Goal ▸
Below are the records; reproduce all of them exactly but without any images.

** START **

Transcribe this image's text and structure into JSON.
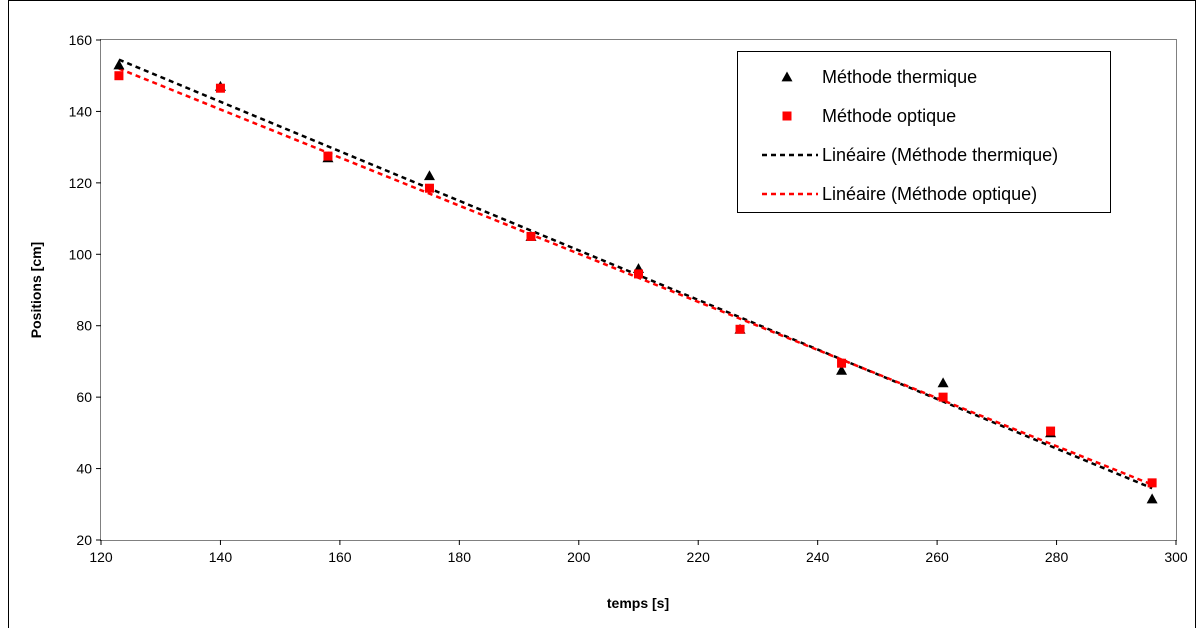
{
  "chart_data": {
    "type": "scatter",
    "title": "",
    "xlabel": "temps [s]",
    "ylabel": "Positions [cm]",
    "xlim": [
      120,
      300
    ],
    "ylim": [
      20,
      160
    ],
    "xticks": [
      120,
      140,
      160,
      180,
      200,
      220,
      240,
      260,
      280,
      300
    ],
    "yticks": [
      20,
      40,
      60,
      80,
      100,
      120,
      140,
      160
    ],
    "grid": false,
    "legend_position": "top-right",
    "series": [
      {
        "name": "Méthode thermique",
        "marker": "triangle",
        "color": "#000000",
        "points": [
          {
            "x": 123,
            "y": 153
          },
          {
            "x": 140,
            "y": 147
          },
          {
            "x": 158,
            "y": 127
          },
          {
            "x": 175,
            "y": 122
          },
          {
            "x": 192,
            "y": 105
          },
          {
            "x": 210,
            "y": 96
          },
          {
            "x": 227,
            "y": 79
          },
          {
            "x": 244,
            "y": 67.5
          },
          {
            "x": 261,
            "y": 64
          },
          {
            "x": 279,
            "y": 50
          },
          {
            "x": 296,
            "y": 31.5
          }
        ]
      },
      {
        "name": "Méthode optique",
        "marker": "square",
        "color": "#ff0000",
        "points": [
          {
            "x": 123,
            "y": 150
          },
          {
            "x": 140,
            "y": 146.5
          },
          {
            "x": 158,
            "y": 127.5
          },
          {
            "x": 175,
            "y": 118.5
          },
          {
            "x": 192,
            "y": 105
          },
          {
            "x": 210,
            "y": 94.5
          },
          {
            "x": 227,
            "y": 79
          },
          {
            "x": 244,
            "y": 69.5
          },
          {
            "x": 261,
            "y": 60
          },
          {
            "x": 279,
            "y": 50.5
          },
          {
            "x": 296,
            "y": 36
          }
        ]
      }
    ],
    "trendlines": [
      {
        "name": "Linéaire (Méthode thermique)",
        "style": "dashed",
        "color": "#000000",
        "from": {
          "x": 123,
          "y": 154.5
        },
        "to": {
          "x": 296,
          "y": 34.5
        }
      },
      {
        "name": "Linéaire (Méthode optique)",
        "style": "dashed",
        "color": "#ff0000",
        "from": {
          "x": 123,
          "y": 152
        },
        "to": {
          "x": 296,
          "y": 35.5
        }
      }
    ]
  }
}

** END **

Expected answer ▸
Transcribe this image's text and structure into JSON.
{
  "chart_data": {
    "type": "scatter",
    "title": "",
    "xlabel": "temps [s]",
    "ylabel": "Positions [cm]",
    "xlim": [
      120,
      300
    ],
    "ylim": [
      20,
      160
    ],
    "xticks": [
      120,
      140,
      160,
      180,
      200,
      220,
      240,
      260,
      280,
      300
    ],
    "yticks": [
      20,
      40,
      60,
      80,
      100,
      120,
      140,
      160
    ],
    "grid": false,
    "legend_position": "top-right",
    "series": [
      {
        "name": "Méthode thermique",
        "marker": "triangle",
        "color": "#000000",
        "points": [
          {
            "x": 123,
            "y": 153
          },
          {
            "x": 140,
            "y": 147
          },
          {
            "x": 158,
            "y": 127
          },
          {
            "x": 175,
            "y": 122
          },
          {
            "x": 192,
            "y": 105
          },
          {
            "x": 210,
            "y": 96
          },
          {
            "x": 227,
            "y": 79
          },
          {
            "x": 244,
            "y": 67.5
          },
          {
            "x": 261,
            "y": 64
          },
          {
            "x": 279,
            "y": 50
          },
          {
            "x": 296,
            "y": 31.5
          }
        ]
      },
      {
        "name": "Méthode optique",
        "marker": "square",
        "color": "#ff0000",
        "points": [
          {
            "x": 123,
            "y": 150
          },
          {
            "x": 140,
            "y": 146.5
          },
          {
            "x": 158,
            "y": 127.5
          },
          {
            "x": 175,
            "y": 118.5
          },
          {
            "x": 192,
            "y": 105
          },
          {
            "x": 210,
            "y": 94.5
          },
          {
            "x": 227,
            "y": 79
          },
          {
            "x": 244,
            "y": 69.5
          },
          {
            "x": 261,
            "y": 60
          },
          {
            "x": 279,
            "y": 50.5
          },
          {
            "x": 296,
            "y": 36
          }
        ]
      }
    ],
    "trendlines": [
      {
        "name": "Linéaire (Méthode thermique)",
        "style": "dashed",
        "color": "#000000",
        "from": {
          "x": 123,
          "y": 154.5
        },
        "to": {
          "x": 296,
          "y": 34.5
        }
      },
      {
        "name": "Linéaire (Méthode optique)",
        "style": "dashed",
        "color": "#ff0000",
        "from": {
          "x": 123,
          "y": 152
        },
        "to": {
          "x": 296,
          "y": 35.5
        }
      }
    ]
  }
}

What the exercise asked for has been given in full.